Where the data below has the string "icon", return the whole line.

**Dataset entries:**
━━━━━━━━
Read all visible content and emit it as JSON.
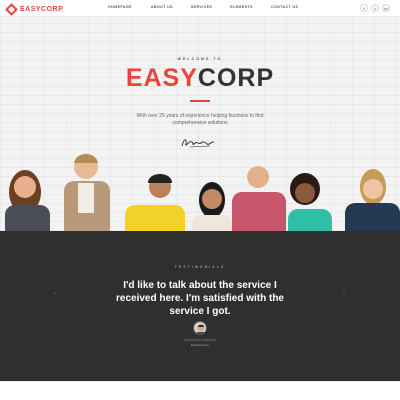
{
  "header": {
    "logo_text": "EASYCORP",
    "nav": [
      "HOMEPAGE",
      "ABOUT US",
      "SERVICES",
      "ELEMENTS",
      "CONTACT US"
    ],
    "social": [
      {
        "icon": "facebook-icon",
        "glyph": "f"
      },
      {
        "icon": "twitter-icon",
        "glyph": "t"
      },
      {
        "icon": "instagram-icon",
        "glyph": "in"
      }
    ]
  },
  "hero": {
    "welcome": "WELCOME TO",
    "brand_part1": "EASY",
    "brand_part2": "CORP",
    "tagline": "With over 25 years of experience helping business to find comprehensive solutions"
  },
  "testimonials": {
    "label": "TESTIMONIALS",
    "quote": "I'd like to talk about the service I received here. I'm satisfied with the service I got.",
    "person_name": "JONATHAN DAVIDSON",
    "person_role": "Businessman",
    "prev_glyph": "‹",
    "next_glyph": "›"
  },
  "colors": {
    "accent": "#e8453c",
    "dark": "#333333",
    "testimonial_bg": "#2f2f2f"
  }
}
━━━━━━━━
**Written solution:**
        "icon": "facebook-icon",
        "icon": "twitter-icon",
        "icon": "instagram-icon",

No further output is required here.